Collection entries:
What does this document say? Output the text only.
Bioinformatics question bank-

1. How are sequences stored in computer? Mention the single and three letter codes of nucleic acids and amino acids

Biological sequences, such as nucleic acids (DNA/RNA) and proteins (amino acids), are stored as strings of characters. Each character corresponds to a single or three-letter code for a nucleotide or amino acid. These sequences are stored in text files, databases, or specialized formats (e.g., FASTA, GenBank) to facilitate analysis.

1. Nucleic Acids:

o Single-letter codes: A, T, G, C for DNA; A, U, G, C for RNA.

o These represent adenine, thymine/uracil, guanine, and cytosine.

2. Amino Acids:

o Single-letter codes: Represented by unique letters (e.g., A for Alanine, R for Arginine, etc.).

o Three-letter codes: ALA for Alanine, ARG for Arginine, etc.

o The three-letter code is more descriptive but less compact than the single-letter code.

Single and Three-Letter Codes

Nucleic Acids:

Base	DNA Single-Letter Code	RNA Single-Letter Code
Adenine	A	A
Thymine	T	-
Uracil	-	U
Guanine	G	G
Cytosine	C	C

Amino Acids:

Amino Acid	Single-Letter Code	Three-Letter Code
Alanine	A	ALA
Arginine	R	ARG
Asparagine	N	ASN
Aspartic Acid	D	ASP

- _What to work on_
Report back every line of the entries in which "Arginine" occurs.

- _Answer to the problem_
o Single-letter codes: Represented by unique letters (e.g., A for Alanine, R for Arginine, etc.).
o Three-letter codes: ALA for Alanine, ARG for Arginine, etc.
Arginine	R	ARG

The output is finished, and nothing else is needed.